▶ **WRITTEN INSTRUCTION**:
Every record should be written out exactly, with the pictures left out.

▶ **DATA FOR THIS EXERCISE**:
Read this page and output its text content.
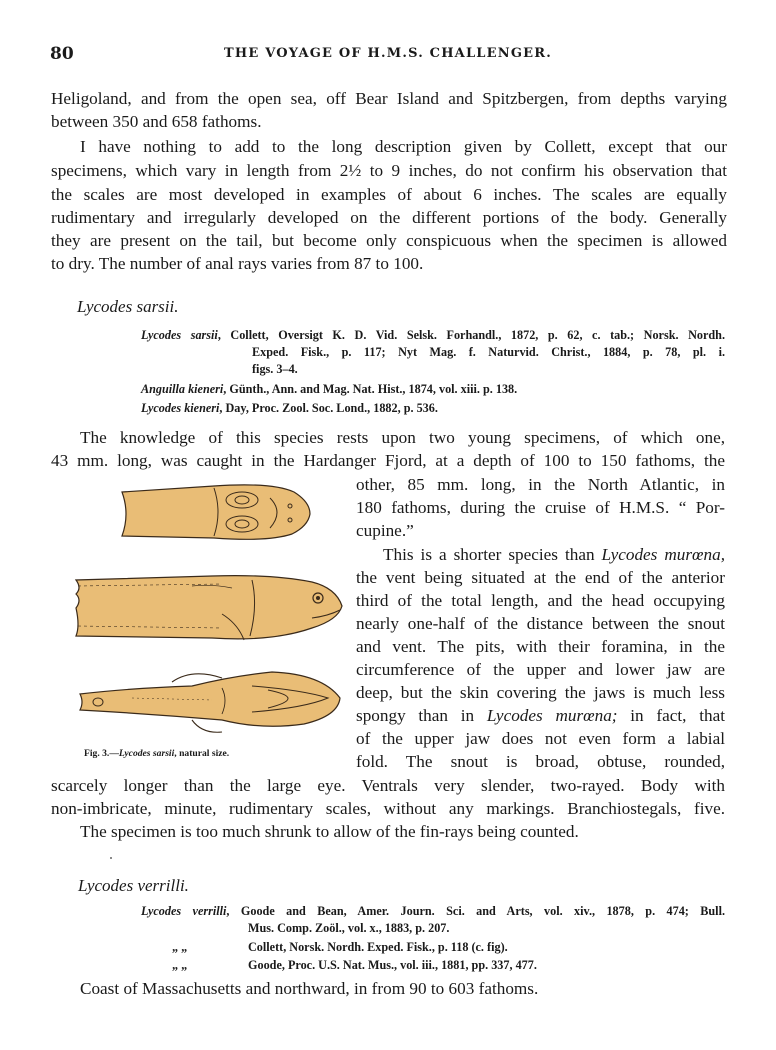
80	THE VOYAGE OF H.M.S. CHALLENGER.
Heligoland, and from the open sea, off Bear Island and Spitzbergen, from depths varying
between 350 and 658 fathoms.
I have nothing to add to the long description given by Collett, except that our
specimens, which vary in length from 2½ to 9 inches, do not confirm his observation that
the scales are most developed in examples of about 6 inches. The scales are equally
rudimentary and irregularly developed on the different portions of the body. Generally
they are present on the tail, but become only conspicuous when the specimen is allowed
to dry. The number of anal rays varies from 87 to 100.
Lycodes sarsii.
Lycodes sarsii, Collett, Oversigt K. D. Vid. Selsk. Forhandl., 1872, p. 62, c. tab.; Norsk. Nordh.
Exped. Fisk., p. 117; Nyt Mag. f. Naturvid. Christ., 1884, p. 78, pl. i.
figs. 3–4.
Anguilla kieneri, Günth., Ann. and Mag. Nat. Hist., 1874, vol. xiii. p. 138.
Lycodes kieneri, Day, Proc. Zool. Soc. Lond., 1882, p. 536.
The knowledge of this species rests upon two young specimens, of which one,
43 mm. long, was caught in the Hardanger Fjord, at a depth of 100 to 150 fathoms, the
other, 85 mm. long, in the North Atlantic, in
180 fathoms, during the cruise of H.M.S. “ Por-
cupine.”
This is a shorter species than Lycodes murœna,
the vent being situated at the end of the anterior
third of the total length, and the head occupying
nearly one-half of the distance between the snout
and vent. The pits, with their foramina, in the
circumference of the upper and lower jaw are
deep, but the skin covering the jaws is much less
spongy than in Lycodes murœna; in fact, that
of the upper jaw does not even form a labial
fold. The snout is broad, obtuse, rounded,
scarcely longer than the large eye. Ventrals very slender, two-rayed. Body with
non-imbricate, minute, rudimentary scales, without any markings. Branchiostegals, five.
The specimen is too much shrunk to allow of the fin-rays being counted.
Fig. 3.—Lycodes sarsii, natural size.
Lycodes verrilli.
Lycodes verrilli, Goode and Bean, Amer. Journ. Sci. and Arts, vol. xiv., 1878, p. 474; Bull.
Mus. Comp. Zoöl., vol. x., 1883, p. 207.
„ „	Collett, Norsk. Nordh. Exped. Fisk., p. 118 (c. fig).
„ „	Goode, Proc. U.S. Nat. Mus., vol. iii., 1881, pp. 337, 477.
Coast of Massachusetts and northward, in from 90 to 603 fathoms.
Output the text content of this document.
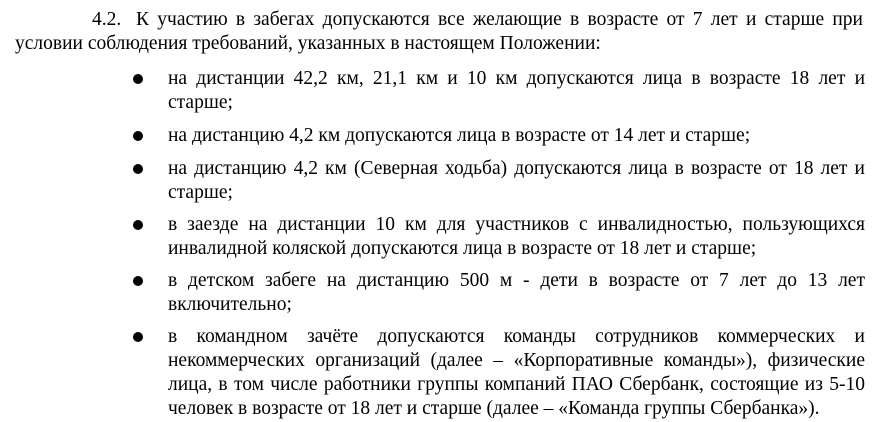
4.2. К участию в забегах допускаются все желающие в возрасте от 7 лет и старше при
условии соблюдения требований, указанных в настоящем Положении:
на дистанции 42,2 км, 21,1 км и 10 км допускаются лица в возрасте 18 лет и
старше;
на дистанцию 4,2 км допускаются лица в возрасте от 14 лет и старше;
на дистанцию 4,2 км (Северная ходьба) допускаются лица в возрасте от 18 лет и
старше;
в заезде на дистанции 10 км для участников с инвалидностью, пользующихся
инвалидной коляской допускаются лица в возрасте от 18 лет и старше;
в детском забеге на дистанцию 500 м - дети в возрасте от 7 лет до 13 лет
включительно;
в командном зачёте допускаются команды сотрудников коммерческих и
некоммерческих организаций (далее – «Корпоративные команды»), физические
лица, в том числе работники группы компаний ПАО Сбербанк, состоящие из 5-10
человек в возрасте от 18 лет и старше (далее – «Команда группы Сбербанка»).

▶ **OUTPUT BELOW**:
Read this page and output its text content.
80	THE VOYAGE OF H.M.S. CHALLENGER.
Heligoland, and from the open sea, off Bear Island and Spitzbergen, from depths varying
between 350 and 658 fathoms.
I have nothing to add to the long description given by Collett, except that our
specimens, which vary in length from 2½ to 9 inches, do not confirm his observation that
the scales are most developed in examples of about 6 inches. The scales are equally
rudimentary and irregularly developed on the different portions of the body. Generally
they are present on the tail, but become only conspicuous when the specimen is allowed
to dry. The number of anal rays varies from 87 to 100.
Lycodes sarsii.
Lycodes sarsii, Collett, Oversigt K. D. Vid. Selsk. Forhandl., 1872, p. 62, c. tab.; Norsk. Nordh.
Exped. Fisk., p. 117; Nyt Mag. f. Naturvid. Christ., 1884, p. 78, pl. i.
figs. 3–4.
Anguilla kieneri, Günth., Ann. and Mag. Nat. Hist., 1874, vol. xiii. p. 138.
Lycodes kieneri, Day, Proc. Zool. Soc. Lond., 1882, p. 536.
The knowledge of this species rests upon two young specimens, of which one,
43 mm. long, was caught in the Hardanger Fjord, at a depth of 100 to 150 fathoms, the
other, 85 mm. long, in the North Atlantic, in
180 fathoms, during the cruise of H.M.S. “ Por-
cupine.”
This is a shorter species than Lycodes murœna,
the vent being situated at the end of the anterior
third of the total length, and the head occupying
nearly one-half of the distance between the snout
and vent. The pits, with their foramina, in the
circumference of the upper and lower jaw are
deep, but the skin covering the jaws is much less
spongy than in Lycodes murœna; in fact, that
of the upper jaw does not even form a labial
fold. The snout is broad, obtuse, rounded,
scarcely longer than the large eye. Ventrals very slender, two-rayed. Body with
non-imbricate, minute, rudimentary scales, without any markings. Branchiostegals, five.
The specimen is too much shrunk to allow of the fin-rays being counted.
Fig. 3.—Lycodes sarsii, natural size.
Lycodes verrilli.
Lycodes verrilli, Goode and Bean, Amer. Journ. Sci. and Arts, vol. xiv., 1878, p. 474; Bull.
Mus. Comp. Zoöl., vol. x., 1883, p. 207.
„ „	Collett, Norsk. Nordh. Exped. Fisk., p. 118 (c. fig).
„ „	Goode, Proc. U.S. Nat. Mus., vol. iii., 1881, pp. 337, 477.
Coast of Massachusetts and northward, in from 90 to 603 fathoms.
Output the text content of this document.
4.2. К участию в забегах допускаются все желающие в возрасте от 7 лет и старше при
условии соблюдения требований, указанных в настоящем Положении:
на дистанции 42,2 км, 21,1 км и 10 км допускаются лица в возрасте 18 лет и
старше;
на дистанцию 4,2 км допускаются лица в возрасте от 14 лет и старше;
на дистанцию 4,2 км (Северная ходьба) допускаются лица в возрасте от 18 лет и
старше;
в заезде на дистанции 10 км для участников с инвалидностью, пользующихся
инвалидной коляской допускаются лица в возрасте от 18 лет и старше;
в детском забеге на дистанцию 500 м - дети в возрасте от 7 лет до 13 лет
включительно;
в командном зачёте допускаются команды сотрудников коммерческих и
некоммерческих организаций (далее – «Корпоративные команды»), физические
лица, в том числе работники группы компаний ПАО Сбербанк, состоящие из 5-10
человек в возрасте от 18 лет и старше (далее – «Команда группы Сбербанка»).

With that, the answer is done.